--- Listing ---

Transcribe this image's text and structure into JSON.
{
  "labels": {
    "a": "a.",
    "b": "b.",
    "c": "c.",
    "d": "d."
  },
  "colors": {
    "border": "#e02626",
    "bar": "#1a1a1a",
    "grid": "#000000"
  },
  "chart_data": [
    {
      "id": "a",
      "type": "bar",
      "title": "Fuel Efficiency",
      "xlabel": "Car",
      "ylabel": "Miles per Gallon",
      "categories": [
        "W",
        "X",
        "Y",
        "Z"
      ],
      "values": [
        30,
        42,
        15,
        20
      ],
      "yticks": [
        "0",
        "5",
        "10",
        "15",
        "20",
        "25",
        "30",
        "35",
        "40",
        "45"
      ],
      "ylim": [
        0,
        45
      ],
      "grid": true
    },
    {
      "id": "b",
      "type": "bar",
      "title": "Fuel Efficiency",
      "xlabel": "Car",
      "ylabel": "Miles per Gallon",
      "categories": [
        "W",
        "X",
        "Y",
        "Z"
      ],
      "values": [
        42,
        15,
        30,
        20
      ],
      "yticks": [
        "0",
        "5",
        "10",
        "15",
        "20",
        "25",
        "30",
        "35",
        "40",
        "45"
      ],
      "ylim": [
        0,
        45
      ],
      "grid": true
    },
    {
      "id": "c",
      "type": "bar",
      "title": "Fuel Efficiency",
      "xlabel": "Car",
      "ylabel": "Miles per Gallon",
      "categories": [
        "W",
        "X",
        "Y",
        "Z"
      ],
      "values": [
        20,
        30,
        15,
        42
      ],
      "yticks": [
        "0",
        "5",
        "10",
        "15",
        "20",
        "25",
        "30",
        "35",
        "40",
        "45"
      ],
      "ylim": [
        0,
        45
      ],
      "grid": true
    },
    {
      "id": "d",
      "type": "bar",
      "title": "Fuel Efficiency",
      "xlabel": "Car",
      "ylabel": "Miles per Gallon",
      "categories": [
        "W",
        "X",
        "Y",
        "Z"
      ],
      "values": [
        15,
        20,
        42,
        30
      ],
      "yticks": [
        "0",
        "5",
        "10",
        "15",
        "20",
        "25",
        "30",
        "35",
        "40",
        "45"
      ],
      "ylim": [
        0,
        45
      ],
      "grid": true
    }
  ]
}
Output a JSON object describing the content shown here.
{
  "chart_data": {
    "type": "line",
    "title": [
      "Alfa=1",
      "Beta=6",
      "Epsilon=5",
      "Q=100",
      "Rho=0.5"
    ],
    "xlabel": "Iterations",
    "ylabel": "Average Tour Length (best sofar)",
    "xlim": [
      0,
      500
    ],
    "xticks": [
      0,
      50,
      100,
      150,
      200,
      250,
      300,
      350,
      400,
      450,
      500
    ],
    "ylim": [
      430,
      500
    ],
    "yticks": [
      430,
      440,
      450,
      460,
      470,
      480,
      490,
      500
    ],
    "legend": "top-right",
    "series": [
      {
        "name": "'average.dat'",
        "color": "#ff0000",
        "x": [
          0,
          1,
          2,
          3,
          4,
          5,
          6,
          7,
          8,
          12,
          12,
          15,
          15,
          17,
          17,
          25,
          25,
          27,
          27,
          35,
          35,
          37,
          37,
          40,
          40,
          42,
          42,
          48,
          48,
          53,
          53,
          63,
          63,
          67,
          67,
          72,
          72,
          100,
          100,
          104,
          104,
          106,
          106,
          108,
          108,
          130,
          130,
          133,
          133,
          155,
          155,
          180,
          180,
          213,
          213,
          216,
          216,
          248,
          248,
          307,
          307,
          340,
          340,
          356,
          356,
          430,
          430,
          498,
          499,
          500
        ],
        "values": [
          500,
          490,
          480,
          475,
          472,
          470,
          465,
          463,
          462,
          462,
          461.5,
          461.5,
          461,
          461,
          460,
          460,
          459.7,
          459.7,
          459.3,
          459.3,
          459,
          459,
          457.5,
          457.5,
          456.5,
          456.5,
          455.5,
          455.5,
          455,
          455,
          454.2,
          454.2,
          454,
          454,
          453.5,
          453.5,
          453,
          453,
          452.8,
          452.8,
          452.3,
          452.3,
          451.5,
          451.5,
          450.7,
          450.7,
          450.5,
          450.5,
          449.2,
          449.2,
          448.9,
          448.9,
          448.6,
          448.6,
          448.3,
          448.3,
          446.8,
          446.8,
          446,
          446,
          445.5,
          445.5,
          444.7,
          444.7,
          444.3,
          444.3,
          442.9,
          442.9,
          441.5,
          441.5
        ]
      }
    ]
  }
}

---
--- Listing ---

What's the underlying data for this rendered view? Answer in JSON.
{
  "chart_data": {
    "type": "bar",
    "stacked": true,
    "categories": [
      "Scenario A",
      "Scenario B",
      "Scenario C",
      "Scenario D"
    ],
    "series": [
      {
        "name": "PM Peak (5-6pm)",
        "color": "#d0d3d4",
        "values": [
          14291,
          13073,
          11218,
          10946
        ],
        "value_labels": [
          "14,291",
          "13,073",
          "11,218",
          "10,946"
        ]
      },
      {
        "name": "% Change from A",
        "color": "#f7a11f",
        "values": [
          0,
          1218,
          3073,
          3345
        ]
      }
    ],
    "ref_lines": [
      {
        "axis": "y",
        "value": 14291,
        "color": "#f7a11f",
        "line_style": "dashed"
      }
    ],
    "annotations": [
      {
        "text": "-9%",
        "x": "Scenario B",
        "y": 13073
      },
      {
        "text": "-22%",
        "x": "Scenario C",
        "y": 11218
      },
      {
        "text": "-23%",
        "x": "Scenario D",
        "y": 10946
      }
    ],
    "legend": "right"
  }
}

---
--- Listing ---

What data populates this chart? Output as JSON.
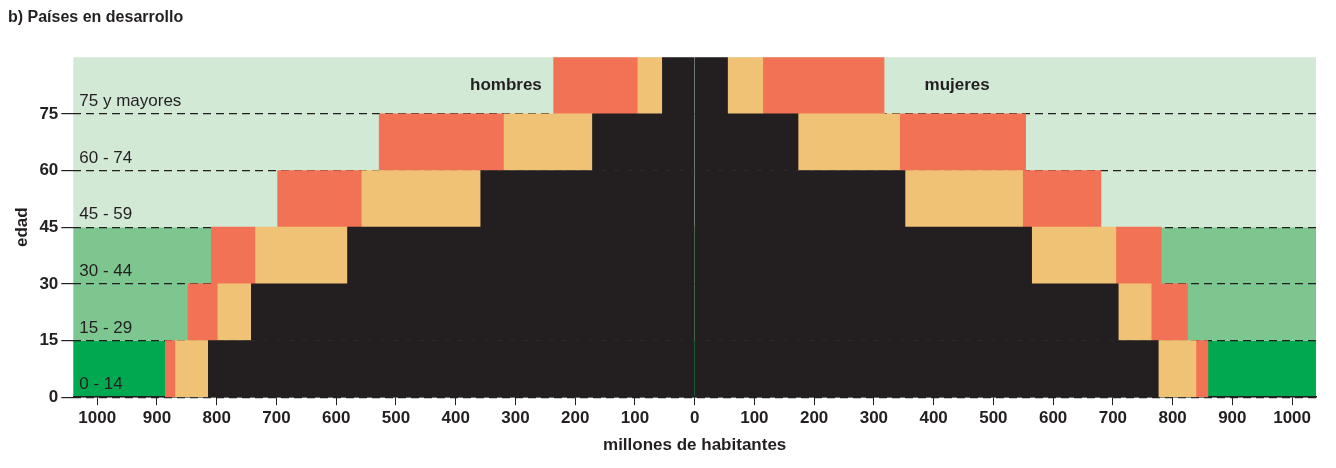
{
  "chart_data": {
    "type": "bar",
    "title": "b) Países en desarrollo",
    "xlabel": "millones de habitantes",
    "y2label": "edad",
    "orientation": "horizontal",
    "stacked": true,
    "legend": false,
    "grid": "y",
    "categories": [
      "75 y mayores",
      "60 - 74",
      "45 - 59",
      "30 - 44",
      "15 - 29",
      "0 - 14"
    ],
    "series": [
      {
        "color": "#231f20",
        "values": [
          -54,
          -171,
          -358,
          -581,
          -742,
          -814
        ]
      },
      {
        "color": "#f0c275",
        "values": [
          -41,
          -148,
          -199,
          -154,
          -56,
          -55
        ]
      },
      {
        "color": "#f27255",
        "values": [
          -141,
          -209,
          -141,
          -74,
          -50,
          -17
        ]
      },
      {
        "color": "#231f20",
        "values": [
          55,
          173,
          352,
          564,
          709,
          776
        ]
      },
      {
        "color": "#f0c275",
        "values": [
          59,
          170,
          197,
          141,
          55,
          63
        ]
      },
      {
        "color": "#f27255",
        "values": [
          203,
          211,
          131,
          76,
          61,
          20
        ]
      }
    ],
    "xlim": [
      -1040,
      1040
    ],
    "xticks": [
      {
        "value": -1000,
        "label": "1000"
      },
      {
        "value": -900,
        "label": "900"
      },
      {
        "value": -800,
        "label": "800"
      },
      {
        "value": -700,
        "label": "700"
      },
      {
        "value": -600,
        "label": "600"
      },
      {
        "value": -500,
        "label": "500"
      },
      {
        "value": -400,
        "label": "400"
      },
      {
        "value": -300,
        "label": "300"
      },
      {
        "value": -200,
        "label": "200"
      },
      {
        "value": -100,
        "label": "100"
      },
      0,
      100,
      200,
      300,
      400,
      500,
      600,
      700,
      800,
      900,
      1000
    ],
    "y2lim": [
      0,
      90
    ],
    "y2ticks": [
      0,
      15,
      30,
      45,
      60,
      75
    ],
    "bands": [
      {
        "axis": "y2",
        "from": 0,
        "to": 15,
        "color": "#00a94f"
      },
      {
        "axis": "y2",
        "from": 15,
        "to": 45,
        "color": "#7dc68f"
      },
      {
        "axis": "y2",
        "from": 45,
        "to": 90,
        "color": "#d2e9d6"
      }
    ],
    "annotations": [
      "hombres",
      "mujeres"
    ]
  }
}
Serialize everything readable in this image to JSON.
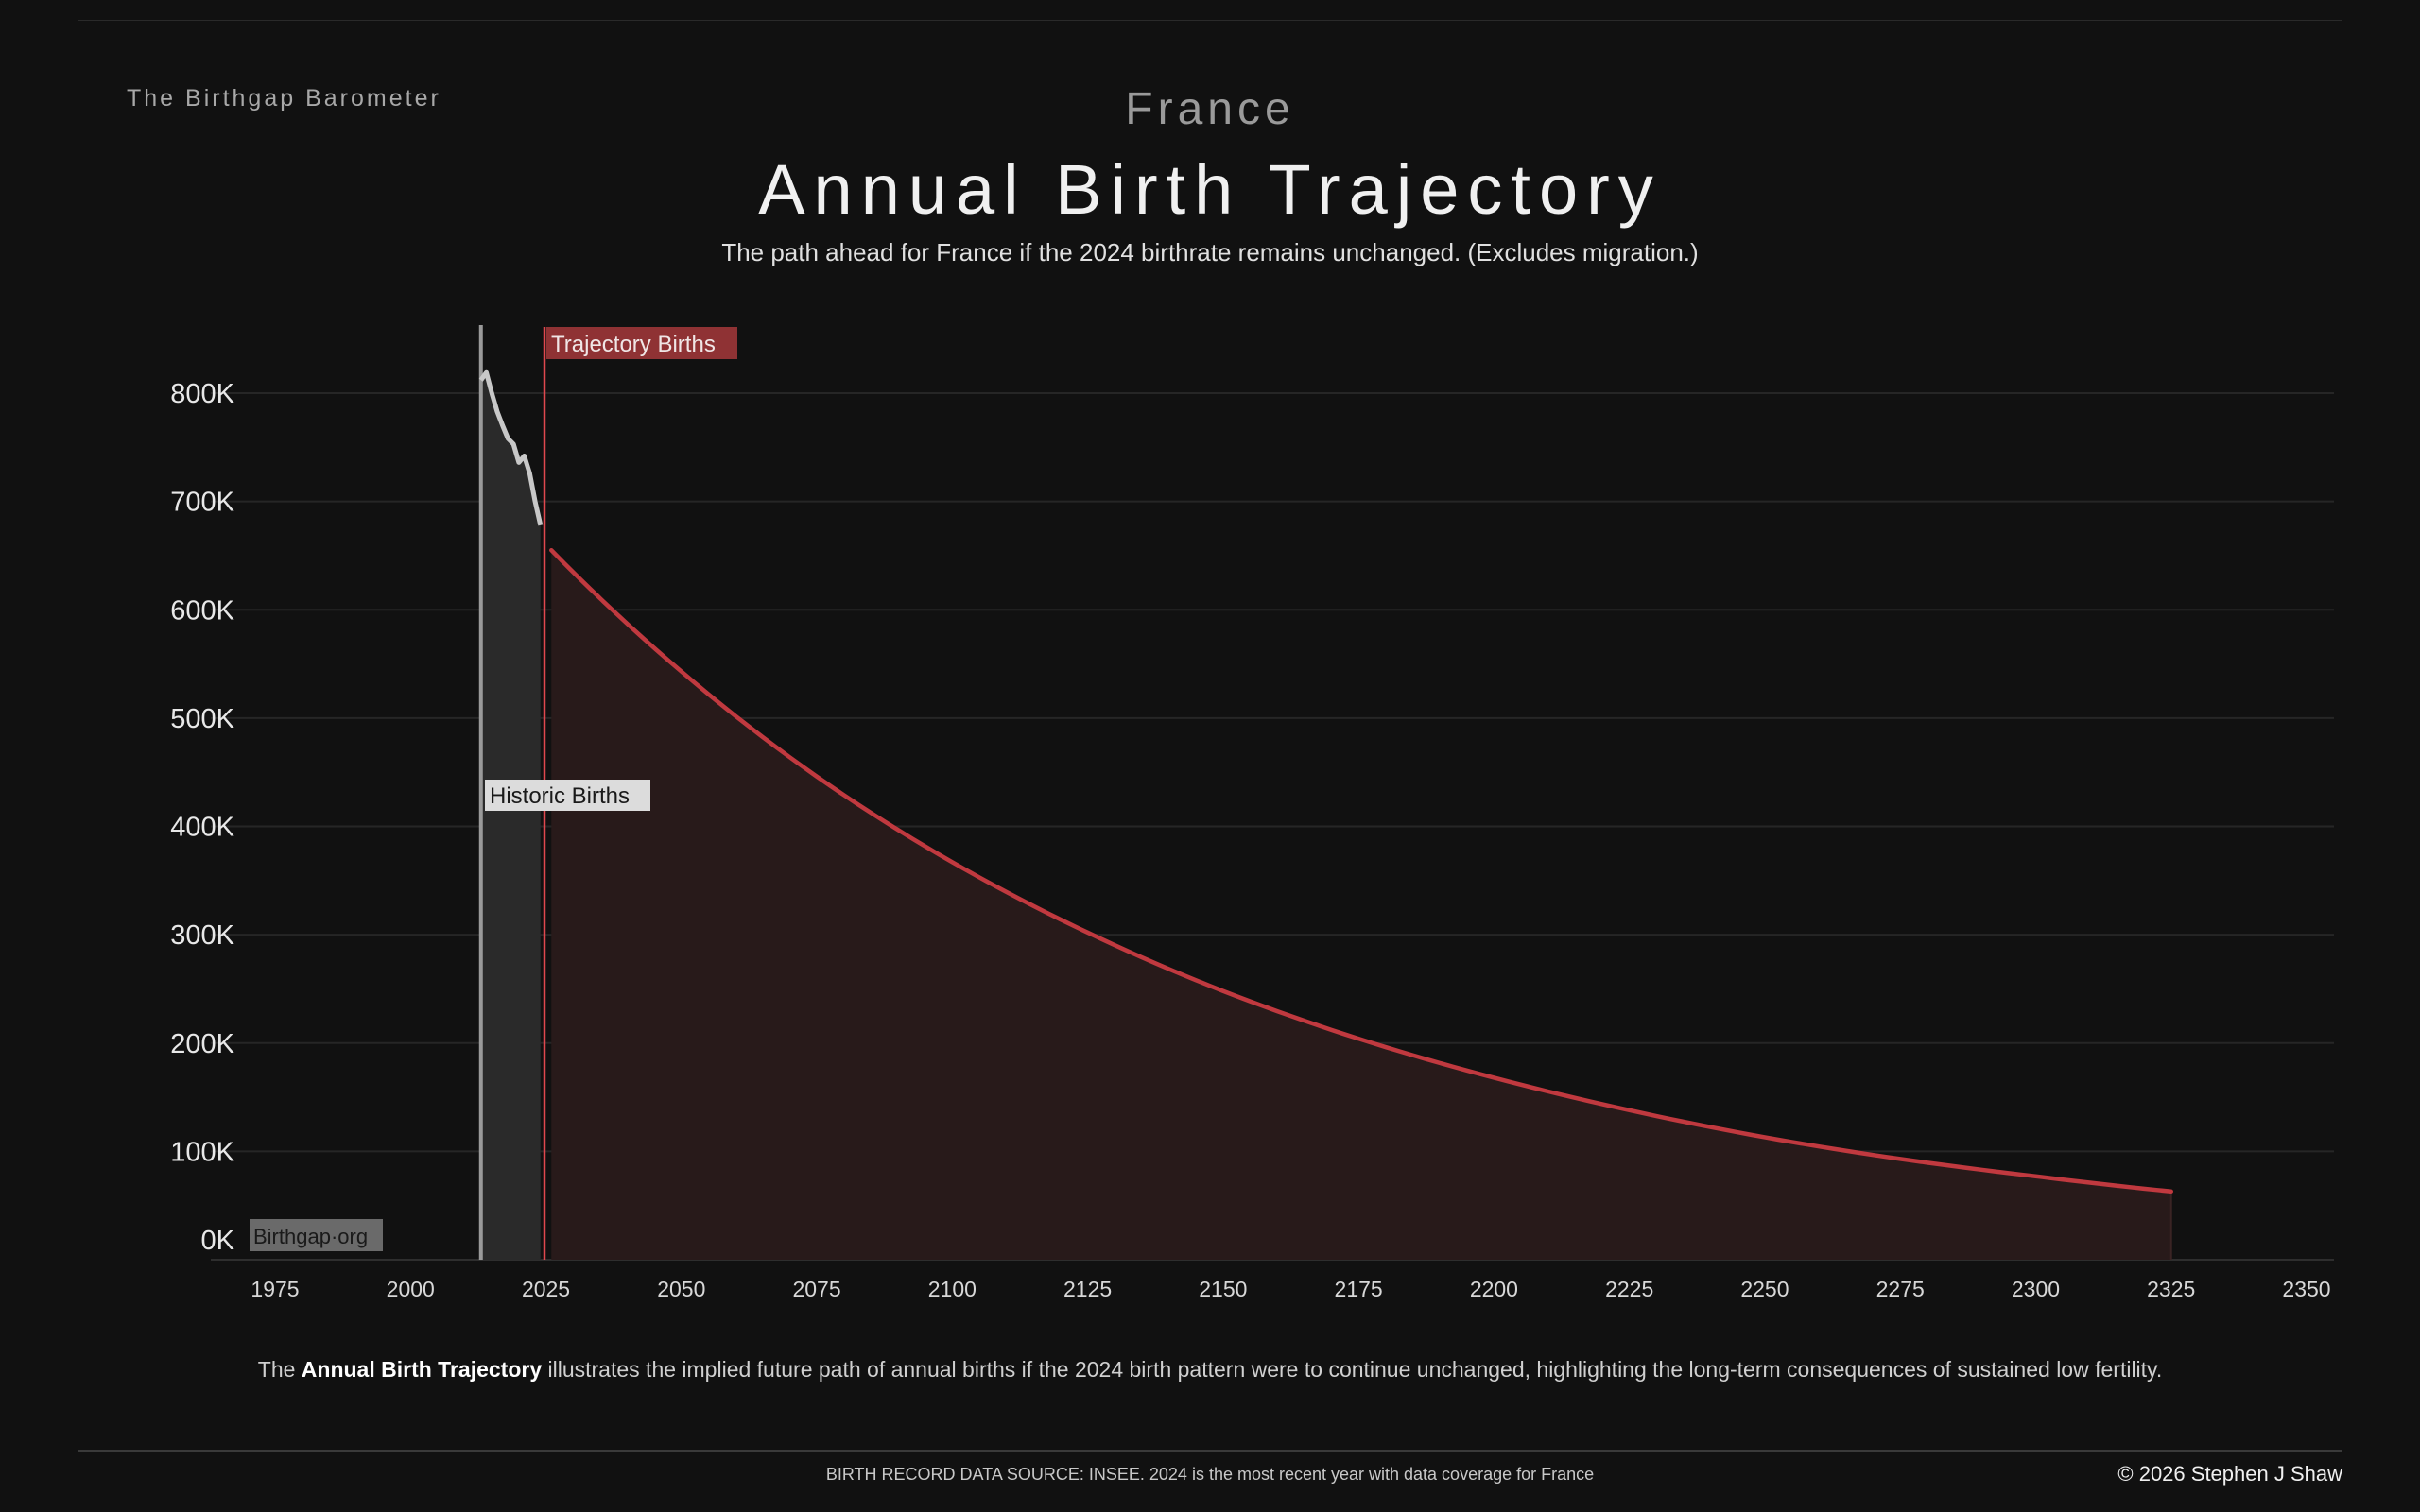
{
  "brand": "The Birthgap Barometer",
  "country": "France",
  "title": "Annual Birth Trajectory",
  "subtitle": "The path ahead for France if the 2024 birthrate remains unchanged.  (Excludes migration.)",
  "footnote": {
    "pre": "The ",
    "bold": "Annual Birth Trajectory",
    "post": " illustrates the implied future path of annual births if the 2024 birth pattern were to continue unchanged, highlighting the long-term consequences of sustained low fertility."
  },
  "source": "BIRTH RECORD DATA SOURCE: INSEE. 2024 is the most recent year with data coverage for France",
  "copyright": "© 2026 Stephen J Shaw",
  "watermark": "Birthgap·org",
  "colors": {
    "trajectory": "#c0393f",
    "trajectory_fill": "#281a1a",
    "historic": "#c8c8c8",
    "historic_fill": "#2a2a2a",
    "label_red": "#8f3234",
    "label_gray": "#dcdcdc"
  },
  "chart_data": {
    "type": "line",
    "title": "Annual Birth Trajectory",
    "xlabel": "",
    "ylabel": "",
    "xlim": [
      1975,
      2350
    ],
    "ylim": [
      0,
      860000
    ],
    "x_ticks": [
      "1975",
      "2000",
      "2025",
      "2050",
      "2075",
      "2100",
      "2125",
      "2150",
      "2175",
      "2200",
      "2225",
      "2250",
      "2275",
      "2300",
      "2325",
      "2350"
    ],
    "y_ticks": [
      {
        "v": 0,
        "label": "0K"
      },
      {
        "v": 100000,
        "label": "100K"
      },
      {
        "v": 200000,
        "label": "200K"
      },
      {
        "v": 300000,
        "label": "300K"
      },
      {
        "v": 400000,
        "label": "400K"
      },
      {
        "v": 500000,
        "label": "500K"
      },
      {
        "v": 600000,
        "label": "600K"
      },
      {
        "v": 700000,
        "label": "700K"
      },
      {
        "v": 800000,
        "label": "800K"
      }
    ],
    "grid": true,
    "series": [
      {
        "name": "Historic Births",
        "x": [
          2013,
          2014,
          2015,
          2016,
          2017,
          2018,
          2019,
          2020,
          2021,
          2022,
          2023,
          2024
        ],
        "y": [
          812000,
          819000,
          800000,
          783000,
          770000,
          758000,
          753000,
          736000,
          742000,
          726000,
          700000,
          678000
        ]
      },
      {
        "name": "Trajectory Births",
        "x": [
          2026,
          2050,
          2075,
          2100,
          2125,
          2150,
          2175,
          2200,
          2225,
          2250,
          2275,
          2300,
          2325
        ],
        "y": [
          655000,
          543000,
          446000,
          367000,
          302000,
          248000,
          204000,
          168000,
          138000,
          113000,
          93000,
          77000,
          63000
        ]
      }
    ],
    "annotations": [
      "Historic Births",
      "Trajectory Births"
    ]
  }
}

---

Using the records above, find and show each line with the string "from".

• **Result of this exercise**:
        "name": "% Change from A",
        "from": 0,
        "from": 15,
        "from": 45,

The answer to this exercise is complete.